SELECTED TEXT

※

Here you have a better point. The hard-boiled PI of cition,
Gores, Ellin, and (arguably) Hammett notwithstanding, unlike
the procedural cop, was a figure of fantasy, a fictional
construct designed to fulfill a purpose in the story, not to
be a authentic, albeit fictional, representative of a
particular profession.
Still, there is a fascination, and always has been, with
fiction that accurately depict people at work, at least if
the work is interesting in itself. That's one of the appeals
of MOBY DICK, an accurate look at 19th century whalers.
That's one of the appeals of FROM HERE TO ETERNITY, an
accurate look at the peacetime military. And I think PI
novels that DO try to accurately depict PI work in the same
way police procedurals try to depict law enforcement, like
Gores's DKA novels, appeal to readers who might be put off by
the comic book heroics of a Mike Hammer or even the tarnished
romanticism of a Phil Marlowe.
> Now, whether it'll be incarnated ever again as
the
> traditional "I get a hundred bucks plus expenses"
and
> a bottle in the bottom desk drawer is hard to say.

※

DIRECTIVES
1/ Answer these questions from the passage on private-eye fiction:
(a) Which novel does it call an accurate look at 19th century whalers?
(b) Which novel does it call an accurate look at the peacetime military?
(c) Whose novels does it give as an example of PI novels that try to depict PI work accurately?
2/ Duplicate the passage on private-eye fiction from "Still, there is" up to and including "a Phil Marlowe.".
3/ Write the next part of the passage on private-eye fiction, picking up after its final sentence.

※

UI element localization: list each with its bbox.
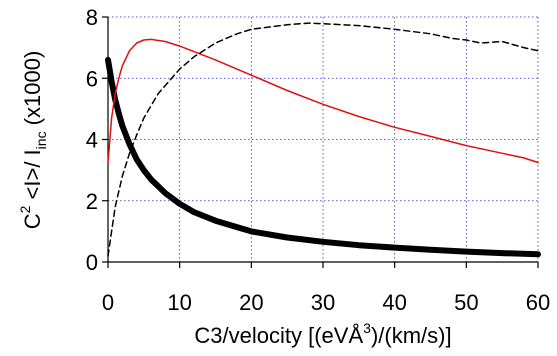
x-tick-label: 20 [239, 290, 263, 315]
x-tick-label: 10 [167, 290, 191, 315]
x-axis-title-tail: )/(km/s)] [371, 323, 452, 348]
y-tick-label: 4 [86, 128, 98, 153]
y-axis-title-c: C [20, 213, 45, 229]
tick-labels: 0 10 20 30 40 50 60 0 2 4 6 8 [86, 5, 550, 315]
x-axis-title-sup: 3 [363, 320, 371, 336]
axes [102, 16, 539, 268]
y-axis-title-sup: 2 [17, 205, 33, 213]
y-axis-title: C2 <I>/ Iinc (x1000) [17, 51, 49, 230]
y-tick-label: 6 [86, 66, 98, 91]
series-lines [105, 22, 541, 258]
y-axis-title-sub: inc [33, 131, 49, 149]
series-line-3 [107, 22, 539, 257]
x-axis-title: C3/velocity [(eVÅ3)/(km/s)] [194, 320, 451, 348]
x-tick-label: 50 [454, 290, 478, 315]
x-tick-label: 30 [311, 290, 335, 315]
y-tick-label: 2 [86, 189, 98, 214]
series-line-1 [105, 56, 541, 258]
y-axis-title-tail: (x1000) [20, 51, 45, 132]
x-axis-title-main: C3/velocity [(eVÅ [194, 323, 363, 348]
x-tick-label: 0 [102, 290, 114, 315]
series-line-2 [107, 38, 539, 164]
y-axis-title-mid: <I>/ I [20, 149, 45, 205]
y-tick-label: 8 [86, 5, 98, 30]
grid-lines [108, 16, 539, 263]
y-tick-label: 0 [86, 250, 98, 275]
x-tick-label: 60 [526, 290, 550, 315]
x-tick-label: 40 [382, 290, 406, 315]
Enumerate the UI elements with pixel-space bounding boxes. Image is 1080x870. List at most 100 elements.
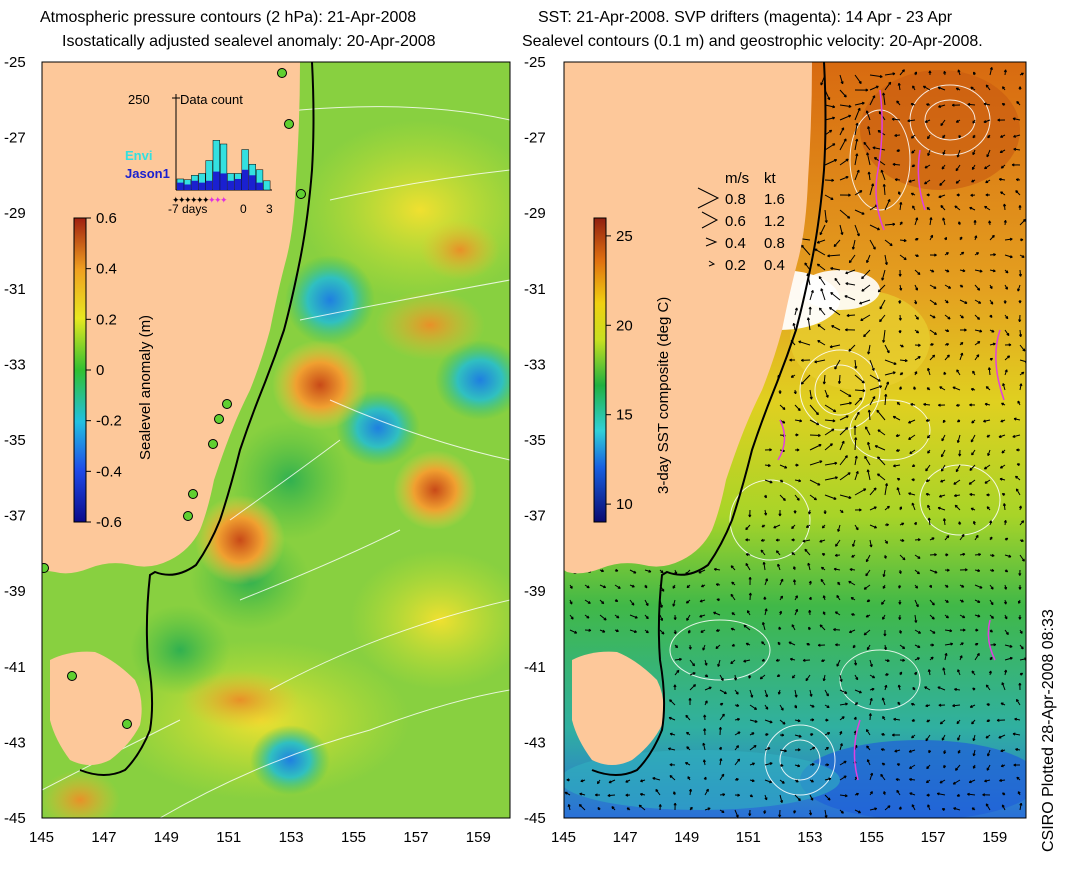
- velocity-row-1-ms: 0.8: [725, 191, 746, 208]
- velocity-row-2-kt: 1.2: [764, 213, 785, 230]
- right-title-line1: SST: 21-Apr-2008. SVP drifters (magenta)…: [538, 9, 953, 26]
- inset-xtick-3: 3: [266, 202, 273, 216]
- sst-colorbar-tick: 20: [616, 317, 633, 334]
- sst-colorbar-tick: 10: [616, 496, 633, 513]
- sla-colorbar-tick: -0.4: [96, 463, 122, 480]
- left-lon-tick: 151: [216, 829, 241, 846]
- left-map: [42, 62, 510, 818]
- left-title-line1: Atmospheric pressure contours (2 hPa): 2…: [40, 9, 417, 26]
- right-lat-tick: -45: [524, 810, 546, 827]
- right-land-mainland: [564, 62, 812, 574]
- inset-tick-mark: ✦: [172, 195, 180, 205]
- left-map-frame: [41, 61, 511, 819]
- right-map: [564, 62, 1026, 818]
- sla-colorbar: 0.6 0.4 0.2 0 -0.2 -0.4 -0.6 Sealevel anomaly …: [73, 210, 154, 531]
- left-lat-tick: -25: [4, 54, 26, 71]
- right-lon-tick: 159: [982, 829, 1007, 846]
- inset-bar-jason1: [177, 182, 184, 190]
- sla-colorbar-tick: 0.4: [96, 261, 117, 278]
- left-lat-tick: -41: [4, 659, 26, 676]
- inset-bar-jason1: [241, 169, 249, 190]
- velocity-legend-kt-header: kt: [764, 170, 777, 187]
- left-lon-tick: 159: [466, 829, 491, 846]
- inset-bars: ✦✦✦✦✦✦✦✦✦: [172, 140, 271, 205]
- right-lon-tick: 145: [551, 829, 576, 846]
- inset-bar-jason1: [205, 180, 213, 190]
- right-lon-tick: 149: [674, 829, 699, 846]
- inset-legend-envi: Envi: [125, 148, 152, 163]
- tide-gauge-markers: [42, 68, 306, 729]
- velocity-row-3-ms: 0.4: [725, 235, 746, 252]
- inset-tick-mark: ✦: [208, 195, 216, 205]
- left-lat-tick: -31: [4, 281, 26, 298]
- inset-tick-mark: ✦: [220, 195, 228, 205]
- inset-bar-envi: [263, 180, 271, 191]
- left-lon-tick: 157: [403, 829, 428, 846]
- right-lat-tick: -27: [524, 130, 546, 147]
- inset-xtick-minus7: -7: [168, 202, 179, 216]
- left-lon-tick: 153: [279, 829, 304, 846]
- right-lat-tick: -33: [524, 356, 546, 373]
- left-lat-tick: -33: [4, 356, 26, 373]
- velocity-row-2-ms: 0.6: [725, 213, 746, 230]
- inset-bar-jason1: [227, 180, 235, 190]
- inset-bar-jason1: [198, 182, 206, 190]
- inset-bar-jason1: [213, 171, 220, 190]
- credit-label: CSIRO Plotted 28-Apr-2008 08:33: [1040, 609, 1057, 852]
- inset-y-label: 250: [128, 92, 150, 107]
- inset-tick-mark: ✦: [184, 195, 192, 205]
- left-lat-tick: -45: [4, 810, 26, 827]
- inset-tick-mark: ✦: [214, 195, 222, 205]
- velocity-row-1-kt: 1.6: [764, 191, 785, 208]
- right-shelf-line: [591, 62, 827, 776]
- right-lon-tick: 155: [859, 829, 884, 846]
- right-lon-tick: 147: [613, 829, 638, 846]
- sla-colorbar-label: Sealevel anomaly (m): [137, 315, 154, 460]
- left-lat-tick: -43: [4, 734, 26, 751]
- inset-data-count: 250 Data count ✦✦✦✦✦✦✦✦✦ Envi Jason1 -7 …: [125, 92, 273, 216]
- left-title-line2: Isostatically adjusted sealevel anomaly:…: [62, 33, 436, 50]
- inset-title: Data count: [180, 92, 243, 107]
- right-lon-tick: 153: [797, 829, 822, 846]
- inset-bar-jason1: [191, 180, 199, 190]
- right-lat-tick: -31: [524, 281, 546, 298]
- sla-colorbar-tick: 0: [96, 362, 104, 379]
- right-lat-tick: -41: [524, 659, 546, 676]
- left-lon-tick: 155: [341, 829, 366, 846]
- inset-tick-mark: ✦: [196, 195, 204, 205]
- right-lat-tick: -35: [524, 432, 546, 449]
- inset-xtick-0: 0: [240, 202, 247, 216]
- left-lat-tick: -27: [4, 130, 26, 147]
- right-lon-tick: 157: [921, 829, 946, 846]
- sla-colorbar-tick: 0.2: [96, 311, 117, 328]
- svp-drifter-tracks: [777, 89, 1005, 781]
- inset-bar-jason1: [234, 178, 242, 190]
- inset-tick-mark: ✦: [190, 195, 198, 205]
- right-lat-tick: -43: [524, 734, 546, 751]
- right-title-line2: Sealevel contours (0.1 m) and geostrophi…: [522, 33, 983, 50]
- right-land-tasmania: [572, 651, 664, 765]
- sst-colorbar-tick: 15: [616, 407, 633, 424]
- right-lat-tick: -37: [524, 508, 546, 525]
- sst-colorbar-tick: 25: [616, 228, 633, 245]
- inset-tick-mark: ✦: [202, 195, 210, 205]
- velocity-row-3-kt: 0.8: [764, 235, 785, 252]
- left-lon-tick: 149: [154, 829, 179, 846]
- left-lon-tick: 145: [29, 829, 54, 846]
- sla-colorbar-tick: -0.6: [96, 514, 122, 531]
- sst-colorbar-label: 3-day SST composite (deg C): [655, 297, 672, 494]
- left-lat-tick: -37: [4, 508, 26, 525]
- right-lat-tick: -29: [524, 205, 546, 222]
- left-lat-tick: -35: [4, 432, 26, 449]
- sla-colorbar-tick: 0.6: [96, 210, 117, 227]
- inset-bar-jason1: [220, 173, 227, 190]
- geostrophic-velocity-vectors: [564, 67, 1026, 818]
- velocity-row-4-ms: 0.2: [725, 257, 746, 274]
- velocity-legend: m/s kt 0.8 1.6 0.6 1.2 0.4 0.8 0.2 0.4: [697, 170, 785, 274]
- inset-xtick-days: days: [182, 202, 207, 216]
- inset-legend-jason1: Jason1: [125, 166, 170, 181]
- left-lat-tick: -29: [4, 205, 26, 222]
- right-lon-tick: 151: [736, 829, 761, 846]
- left-shelf-line: [79, 62, 315, 776]
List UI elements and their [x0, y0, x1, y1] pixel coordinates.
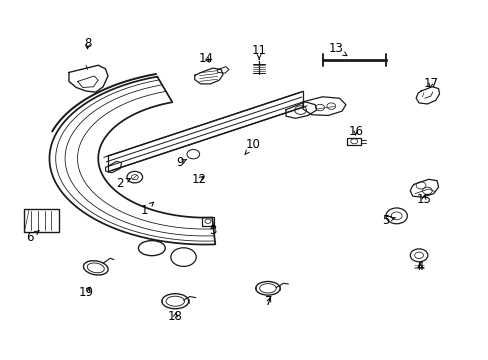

※

EXERCISE RESPONSES
1/
(a) MOBY DICK
(b) FROM HERE TO ETERNITY
(c) Gores's (the DKA novels)

2/
Still, there is a fascination, and always has been, with
fiction that accurately depict people at work, at least if
the work is interesting in itself. That's one of the appeals
of MOBY DICK, an accurate look at 19th century whalers.
That's one of the appeals of FROM HERE TO ETERNITY, an
accurate look at the peacetime military. And I think PI
novels that DO try to accurately depict PI work in the same
way police procedurals try to depict law enforcement, like
Gores's DKA novels, appeal to readers who might be put off by
the comic book heroics of a Mike Hammer or even the tarnished
romanticism of a Phil Marlowe.

3/
My
> guess is that he/she will probably be back again in
a
> big way, but not for awhile. My guess is that
we're
> living through an unsettled age and a PI needs to
be
> in a settled time, since his/her whole raison d
etre
> is to confront the corruption that undergirds
the
> seeming stability. (This is the same reason why
spy
> fiction, my other major interest, has somewhat
receded
> as of late. It too is predicated on
stability.)
I'm not sure that what you're saying about "unsettled times"
bears scrutiny. The hard-boiled PI was conceived, born, and
thrived, between the wars, during the gangsterism of
Prohibition, the economic woes of the Depression, and the
anxiety over the rise of fascisim in Europe and Asia. What
was particularly "settled" about that era?
Hoever, you do imply a good point about the PI, like the
western gunfighter, being a creature of his era. That, I
think, is why so many PI writers are writing historical PI
stories. Even Sue Grafton has retroactively decided that all
future Kinsey Milhone entries will be set no later than the
'80's.
As for spy fiction, I've noted a rise, not a decline, in
recent years. Nothing like the the levels of popularity seen
in the mid- 60's, but certainly a spike. The sub-genre DID
decline quite a bit with the end of the Cold War (a time of
apparent "settled stability") but took an upsurge with 9/11
and the consequent "War on Terror"
(inarguably unsettled times).
Regarding the general theme of this thread, I can only point
out that the St. Martin's PI Contest gets all kinds of
entries every year, and that there are more than enough first
PI novels every year to glean five nominees for the PWA's
First Novel Shamus. That's hardly the sign of a declining
sub-genre.
> Actually, as I type this, it strikes me that this
is
> an age for horror (and we do see a lot of
horror
> efforts in pop culture nowadays) and, strangely,
the
> Western. If somebody could reconceive the Western
to
> speak to these times, they'd probably make a
killing.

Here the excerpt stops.